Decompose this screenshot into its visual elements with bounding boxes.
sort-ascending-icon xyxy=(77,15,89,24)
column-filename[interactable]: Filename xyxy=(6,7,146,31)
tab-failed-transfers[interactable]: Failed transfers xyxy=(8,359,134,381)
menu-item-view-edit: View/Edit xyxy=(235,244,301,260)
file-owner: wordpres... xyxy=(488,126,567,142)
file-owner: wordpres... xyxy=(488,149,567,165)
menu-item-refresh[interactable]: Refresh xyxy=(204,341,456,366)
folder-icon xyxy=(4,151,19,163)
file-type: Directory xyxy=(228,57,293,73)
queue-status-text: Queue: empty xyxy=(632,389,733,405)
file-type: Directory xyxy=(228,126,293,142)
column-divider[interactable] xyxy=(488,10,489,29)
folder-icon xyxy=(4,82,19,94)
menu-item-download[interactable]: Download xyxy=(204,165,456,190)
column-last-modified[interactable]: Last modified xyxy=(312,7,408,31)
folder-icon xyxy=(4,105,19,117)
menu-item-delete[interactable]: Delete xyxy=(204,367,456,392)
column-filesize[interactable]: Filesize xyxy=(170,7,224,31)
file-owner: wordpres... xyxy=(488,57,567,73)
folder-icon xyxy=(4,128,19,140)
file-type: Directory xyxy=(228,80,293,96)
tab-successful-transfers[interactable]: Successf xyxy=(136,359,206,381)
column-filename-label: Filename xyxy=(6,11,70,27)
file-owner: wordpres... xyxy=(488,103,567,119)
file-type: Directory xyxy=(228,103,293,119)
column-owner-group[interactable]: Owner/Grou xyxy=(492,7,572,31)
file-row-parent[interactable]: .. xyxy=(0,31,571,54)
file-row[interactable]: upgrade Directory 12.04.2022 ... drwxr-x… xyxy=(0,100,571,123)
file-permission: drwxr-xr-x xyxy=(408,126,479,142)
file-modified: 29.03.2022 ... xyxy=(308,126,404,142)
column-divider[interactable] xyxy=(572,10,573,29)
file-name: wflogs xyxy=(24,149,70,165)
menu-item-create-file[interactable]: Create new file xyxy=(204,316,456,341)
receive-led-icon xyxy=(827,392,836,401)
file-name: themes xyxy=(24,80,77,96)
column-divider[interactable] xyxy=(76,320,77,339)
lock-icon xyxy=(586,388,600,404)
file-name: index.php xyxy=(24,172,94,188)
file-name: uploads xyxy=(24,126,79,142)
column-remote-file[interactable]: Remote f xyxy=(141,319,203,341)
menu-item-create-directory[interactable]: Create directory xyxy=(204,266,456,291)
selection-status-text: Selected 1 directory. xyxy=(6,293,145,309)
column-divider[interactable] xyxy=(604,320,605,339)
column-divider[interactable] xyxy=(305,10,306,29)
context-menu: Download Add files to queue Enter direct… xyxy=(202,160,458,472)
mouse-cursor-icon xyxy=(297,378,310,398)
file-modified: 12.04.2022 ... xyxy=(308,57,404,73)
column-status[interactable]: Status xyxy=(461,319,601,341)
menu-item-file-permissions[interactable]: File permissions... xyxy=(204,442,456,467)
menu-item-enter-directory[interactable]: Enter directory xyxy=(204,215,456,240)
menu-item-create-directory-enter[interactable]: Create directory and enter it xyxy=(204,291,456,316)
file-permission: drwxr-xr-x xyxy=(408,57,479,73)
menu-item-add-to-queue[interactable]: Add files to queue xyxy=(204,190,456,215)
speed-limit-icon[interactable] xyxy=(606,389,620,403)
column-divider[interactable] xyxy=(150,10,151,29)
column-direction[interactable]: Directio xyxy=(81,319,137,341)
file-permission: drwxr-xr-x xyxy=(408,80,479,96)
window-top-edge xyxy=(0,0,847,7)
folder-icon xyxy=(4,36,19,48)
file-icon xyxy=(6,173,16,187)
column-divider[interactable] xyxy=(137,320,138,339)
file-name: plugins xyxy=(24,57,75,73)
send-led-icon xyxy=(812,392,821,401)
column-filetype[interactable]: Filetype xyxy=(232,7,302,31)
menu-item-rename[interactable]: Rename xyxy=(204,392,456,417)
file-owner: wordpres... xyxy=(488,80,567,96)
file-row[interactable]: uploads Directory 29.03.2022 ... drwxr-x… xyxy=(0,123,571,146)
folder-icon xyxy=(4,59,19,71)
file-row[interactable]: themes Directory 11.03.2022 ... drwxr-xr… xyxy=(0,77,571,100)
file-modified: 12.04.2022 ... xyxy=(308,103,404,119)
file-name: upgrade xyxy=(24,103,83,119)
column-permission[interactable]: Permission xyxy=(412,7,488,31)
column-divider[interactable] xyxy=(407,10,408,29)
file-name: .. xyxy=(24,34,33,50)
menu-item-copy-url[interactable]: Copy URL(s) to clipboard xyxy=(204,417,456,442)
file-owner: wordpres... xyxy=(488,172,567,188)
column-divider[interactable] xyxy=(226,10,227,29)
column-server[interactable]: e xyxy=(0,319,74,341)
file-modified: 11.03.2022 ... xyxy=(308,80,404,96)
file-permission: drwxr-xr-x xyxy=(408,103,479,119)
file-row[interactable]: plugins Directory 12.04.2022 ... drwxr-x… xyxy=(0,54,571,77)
__________________________________________________
Copy out the entry above line for line, changing nothing.

Decompose this screenshot into its visual elements with bounding boxes.
sort-ascending-icon xyxy=(77,15,89,24)
column-filename[interactable]: Filename xyxy=(6,7,146,31)
tab-failed-transfers[interactable]: Failed transfers xyxy=(8,359,134,381)
menu-item-view-edit: View/Edit xyxy=(235,244,301,260)
file-owner: wordpres... xyxy=(488,126,567,142)
file-owner: wordpres... xyxy=(488,149,567,165)
menu-item-refresh[interactable]: Refresh xyxy=(204,341,456,366)
folder-icon xyxy=(4,151,19,163)
file-type: Directory xyxy=(228,57,293,73)
queue-status-text: Queue: empty xyxy=(632,389,733,405)
file-type: Directory xyxy=(228,126,293,142)
column-divider[interactable] xyxy=(488,10,489,29)
folder-icon xyxy=(4,82,19,94)
menu-item-download[interactable]: Download xyxy=(204,165,456,190)
column-last-modified[interactable]: Last modified xyxy=(312,7,408,31)
folder-icon xyxy=(4,105,19,117)
menu-item-delete[interactable]: Delete xyxy=(204,367,456,392)
column-filesize[interactable]: Filesize xyxy=(170,7,224,31)
file-owner: wordpres... xyxy=(488,57,567,73)
folder-icon xyxy=(4,128,19,140)
file-type: Directory xyxy=(228,80,293,96)
tab-successful-transfers[interactable]: Successf xyxy=(136,359,206,381)
column-filename-label: Filename xyxy=(6,11,70,27)
file-owner: wordpres... xyxy=(488,103,567,119)
file-type: Directory xyxy=(228,103,293,119)
column-owner-group[interactable]: Owner/Grou xyxy=(492,7,572,31)
file-row-parent[interactable]: .. xyxy=(0,31,571,54)
file-row[interactable]: upgrade Directory 12.04.2022 ... drwxr-x… xyxy=(0,100,571,123)
file-permission: drwxr-xr-x xyxy=(408,126,479,142)
file-modified: 29.03.2022 ... xyxy=(308,126,404,142)
column-divider[interactable] xyxy=(572,10,573,29)
file-name: wflogs xyxy=(24,149,70,165)
menu-item-create-file[interactable]: Create new file xyxy=(204,316,456,341)
receive-led-icon xyxy=(827,392,836,401)
file-name: themes xyxy=(24,80,77,96)
column-divider[interactable] xyxy=(76,320,77,339)
lock-icon xyxy=(586,388,600,404)
file-name: index.php xyxy=(24,172,94,188)
file-name: uploads xyxy=(24,126,79,142)
column-remote-file[interactable]: Remote f xyxy=(141,319,203,341)
menu-item-create-directory[interactable]: Create directory xyxy=(204,266,456,291)
selection-status-text: Selected 1 directory. xyxy=(6,293,145,309)
column-divider[interactable] xyxy=(604,320,605,339)
column-divider[interactable] xyxy=(305,10,306,29)
context-menu: Download Add files to queue Enter direct… xyxy=(202,160,458,472)
mouse-cursor-icon xyxy=(297,378,310,398)
file-modified: 12.04.2022 ... xyxy=(308,57,404,73)
column-status[interactable]: Status xyxy=(461,319,601,341)
menu-item-file-permissions[interactable]: File permissions... xyxy=(204,442,456,467)
menu-item-enter-directory[interactable]: Enter directory xyxy=(204,215,456,240)
menu-item-create-directory-enter[interactable]: Create directory and enter it xyxy=(204,291,456,316)
file-permission: drwxr-xr-x xyxy=(408,57,479,73)
menu-item-add-to-queue[interactable]: Add files to queue xyxy=(204,190,456,215)
speed-limit-icon[interactable] xyxy=(606,389,620,403)
column-divider[interactable] xyxy=(150,10,151,29)
column-direction[interactable]: Directio xyxy=(81,319,137,341)
file-permission: drwxr-xr-x xyxy=(408,80,479,96)
window-top-edge xyxy=(0,0,847,7)
folder-icon xyxy=(4,36,19,48)
file-icon xyxy=(6,173,16,187)
column-divider[interactable] xyxy=(137,320,138,339)
file-name: plugins xyxy=(24,57,75,73)
send-led-icon xyxy=(812,392,821,401)
column-filetype[interactable]: Filetype xyxy=(232,7,302,31)
menu-item-rename[interactable]: Rename xyxy=(204,392,456,417)
file-owner: wordpres... xyxy=(488,80,567,96)
file-row[interactable]: uploads Directory 29.03.2022 ... drwxr-x… xyxy=(0,123,571,146)
folder-icon xyxy=(4,59,19,71)
file-row[interactable]: themes Directory 11.03.2022 ... drwxr-xr… xyxy=(0,77,571,100)
file-modified: 12.04.2022 ... xyxy=(308,103,404,119)
file-name: upgrade xyxy=(24,103,83,119)
column-permission[interactable]: Permission xyxy=(412,7,488,31)
column-divider[interactable] xyxy=(407,10,408,29)
file-name: .. xyxy=(24,34,33,50)
menu-item-copy-url[interactable]: Copy URL(s) to clipboard xyxy=(204,417,456,442)
file-owner: wordpres... xyxy=(488,172,567,188)
column-divider[interactable] xyxy=(226,10,227,29)
column-server[interactable]: e xyxy=(0,319,74,341)
file-modified: 11.03.2022 ... xyxy=(308,80,404,96)
file-permission: drwxr-xr-x xyxy=(408,103,479,119)
file-row[interactable]: plugins Directory 12.04.2022 ... drwxr-x… xyxy=(0,54,571,77)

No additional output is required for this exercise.